→ **Records excerpted from a collection**
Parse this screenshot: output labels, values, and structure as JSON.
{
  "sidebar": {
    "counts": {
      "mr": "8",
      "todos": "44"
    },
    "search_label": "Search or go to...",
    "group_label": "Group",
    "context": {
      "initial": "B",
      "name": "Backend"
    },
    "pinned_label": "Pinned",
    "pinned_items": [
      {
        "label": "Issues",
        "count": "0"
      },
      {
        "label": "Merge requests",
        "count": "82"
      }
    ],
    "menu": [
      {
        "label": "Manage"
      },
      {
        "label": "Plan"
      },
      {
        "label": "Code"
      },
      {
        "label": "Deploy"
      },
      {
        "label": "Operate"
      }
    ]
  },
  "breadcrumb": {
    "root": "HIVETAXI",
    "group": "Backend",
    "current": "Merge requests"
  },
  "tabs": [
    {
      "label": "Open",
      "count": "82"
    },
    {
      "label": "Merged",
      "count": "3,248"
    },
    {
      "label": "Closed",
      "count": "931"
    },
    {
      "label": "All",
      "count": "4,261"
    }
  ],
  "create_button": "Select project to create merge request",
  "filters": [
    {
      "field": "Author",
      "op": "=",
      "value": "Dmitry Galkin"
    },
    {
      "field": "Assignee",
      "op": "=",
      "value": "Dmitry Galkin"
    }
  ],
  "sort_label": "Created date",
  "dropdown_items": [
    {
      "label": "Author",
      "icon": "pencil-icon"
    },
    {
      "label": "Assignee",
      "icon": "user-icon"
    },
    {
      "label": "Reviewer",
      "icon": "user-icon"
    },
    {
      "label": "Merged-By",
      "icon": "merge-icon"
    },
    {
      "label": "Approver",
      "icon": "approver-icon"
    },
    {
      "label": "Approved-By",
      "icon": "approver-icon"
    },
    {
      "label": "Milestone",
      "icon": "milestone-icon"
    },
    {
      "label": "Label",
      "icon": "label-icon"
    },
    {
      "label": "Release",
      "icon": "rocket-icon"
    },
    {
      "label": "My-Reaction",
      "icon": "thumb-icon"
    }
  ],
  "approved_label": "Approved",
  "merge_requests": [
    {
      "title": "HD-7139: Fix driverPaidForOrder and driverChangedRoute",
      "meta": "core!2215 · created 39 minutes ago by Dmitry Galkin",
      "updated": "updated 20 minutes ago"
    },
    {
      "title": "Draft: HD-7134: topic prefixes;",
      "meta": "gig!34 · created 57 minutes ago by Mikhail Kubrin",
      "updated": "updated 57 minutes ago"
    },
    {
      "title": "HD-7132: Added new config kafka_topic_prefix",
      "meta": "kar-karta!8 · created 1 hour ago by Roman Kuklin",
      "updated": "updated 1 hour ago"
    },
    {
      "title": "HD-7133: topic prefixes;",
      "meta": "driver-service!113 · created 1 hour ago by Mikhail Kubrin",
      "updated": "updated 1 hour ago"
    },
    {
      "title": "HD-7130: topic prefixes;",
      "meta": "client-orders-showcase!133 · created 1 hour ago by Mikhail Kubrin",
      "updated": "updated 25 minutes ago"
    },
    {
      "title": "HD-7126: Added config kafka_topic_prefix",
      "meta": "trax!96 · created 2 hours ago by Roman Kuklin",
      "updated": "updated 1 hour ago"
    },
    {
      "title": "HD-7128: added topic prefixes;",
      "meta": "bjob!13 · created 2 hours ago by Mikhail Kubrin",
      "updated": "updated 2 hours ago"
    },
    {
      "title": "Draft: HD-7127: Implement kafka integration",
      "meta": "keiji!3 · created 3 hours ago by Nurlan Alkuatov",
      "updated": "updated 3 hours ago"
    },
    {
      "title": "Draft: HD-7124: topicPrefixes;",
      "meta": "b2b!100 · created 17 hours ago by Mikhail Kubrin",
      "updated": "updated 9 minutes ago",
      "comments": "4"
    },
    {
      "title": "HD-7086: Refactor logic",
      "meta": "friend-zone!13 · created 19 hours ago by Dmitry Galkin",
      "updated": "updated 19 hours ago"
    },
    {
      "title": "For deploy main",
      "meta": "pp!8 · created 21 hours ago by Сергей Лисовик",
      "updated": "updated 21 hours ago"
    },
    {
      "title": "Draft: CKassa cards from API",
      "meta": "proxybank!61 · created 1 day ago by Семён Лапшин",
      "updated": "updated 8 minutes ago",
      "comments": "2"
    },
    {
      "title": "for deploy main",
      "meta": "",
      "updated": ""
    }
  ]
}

→ **Short task**
Extract every record and return it verbatim.

→ **Reply**
Parse this screenshot: output labels, values, and structure as JSON.
{
  "sidebar": {
    "counts": {
      "mr": "8",
      "todos": "44"
    },
    "search_label": "Search or go to...",
    "group_label": "Group",
    "context": {
      "initial": "B",
      "name": "Backend"
    },
    "pinned_label": "Pinned",
    "pinned_items": [
      {
        "label": "Issues",
        "count": "0"
      },
      {
        "label": "Merge requests",
        "count": "82"
      }
    ],
    "menu": [
      {
        "label": "Manage"
      },
      {
        "label": "Plan"
      },
      {
        "label": "Code"
      },
      {
        "label": "Deploy"
      },
      {
        "label": "Operate"
      }
    ]
  },
  "breadcrumb": {
    "root": "HIVETAXI",
    "group": "Backend",
    "current": "Merge requests"
  },
  "tabs": [
    {
      "label": "Open",
      "count": "82"
    },
    {
      "label": "Merged",
      "count": "3,248"
    },
    {
      "label": "Closed",
      "count": "931"
    },
    {
      "label": "All",
      "count": "4,261"
    }
  ],
  "create_button": "Select project to create merge request",
  "filters": [
    {
      "field": "Author",
      "op": "=",
      "value": "Dmitry Galkin"
    },
    {
      "field": "Assignee",
      "op": "=",
      "value": "Dmitry Galkin"
    }
  ],
  "sort_label": "Created date",
  "dropdown_items": [
    {
      "label": "Author",
      "icon": "pencil-icon"
    },
    {
      "label": "Assignee",
      "icon": "user-icon"
    },
    {
      "label": "Reviewer",
      "icon": "user-icon"
    },
    {
      "label": "Merged-By",
      "icon": "merge-icon"
    },
    {
      "label": "Approver",
      "icon": "approver-icon"
    },
    {
      "label": "Approved-By",
      "icon": "approver-icon"
    },
    {
      "label": "Milestone",
      "icon": "milestone-icon"
    },
    {
      "label": "Label",
      "icon": "label-icon"
    },
    {
      "label": "Release",
      "icon": "rocket-icon"
    },
    {
      "label": "My-Reaction",
      "icon": "thumb-icon"
    }
  ],
  "approved_label": "Approved",
  "merge_requests": [
    {
      "title": "HD-7139: Fix driverPaidForOrder and driverChangedRoute",
      "meta": "core!2215 · created 39 minutes ago by Dmitry Galkin",
      "updated": "updated 20 minutes ago"
    },
    {
      "title": "Draft: HD-7134: topic prefixes;",
      "meta": "gig!34 · created 57 minutes ago by Mikhail Kubrin",
      "updated": "updated 57 minutes ago"
    },
    {
      "title": "HD-7132: Added new config kafka_topic_prefix",
      "meta": "kar-karta!8 · created 1 hour ago by Roman Kuklin",
      "updated": "updated 1 hour ago"
    },
    {
      "title": "HD-7133: topic prefixes;",
      "meta": "driver-service!113 · created 1 hour ago by Mikhail Kubrin",
      "updated": "updated 1 hour ago"
    },
    {
      "title": "HD-7130: topic prefixes;",
      "meta": "client-orders-showcase!133 · created 1 hour ago by Mikhail Kubrin",
      "updated": "updated 25 minutes ago"
    },
    {
      "title": "HD-7126: Added config kafka_topic_prefix",
      "meta": "trax!96 · created 2 hours ago by Roman Kuklin",
      "updated": "updated 1 hour ago"
    },
    {
      "title": "HD-7128: added topic prefixes;",
      "meta": "bjob!13 · created 2 hours ago by Mikhail Kubrin",
      "updated": "updated 2 hours ago"
    },
    {
      "title": "Draft: HD-7127: Implement kafka integration",
      "meta": "keiji!3 · created 3 hours ago by Nurlan Alkuatov",
      "updated": "updated 3 hours ago"
    },
    {
      "title": "Draft: HD-7124: topicPrefixes;",
      "meta": "b2b!100 · created 17 hours ago by Mikhail Kubrin",
      "updated": "updated 9 minutes ago",
      "comments": "4"
    },
    {
      "title": "HD-7086: Refactor logic",
      "meta": "friend-zone!13 · created 19 hours ago by Dmitry Galkin",
      "updated": "updated 19 hours ago"
    },
    {
      "title": "For deploy main",
      "meta": "pp!8 · created 21 hours ago by Сергей Лисовик",
      "updated": "updated 21 hours ago"
    },
    {
      "title": "Draft: CKassa cards from API",
      "meta": "proxybank!61 · created 1 day ago by Семён Лапшин",
      "updated": "updated 8 minutes ago",
      "comments": "2"
    },
    {
      "title": "for deploy main",
      "meta": "",
      "updated": ""
    }
  ]
}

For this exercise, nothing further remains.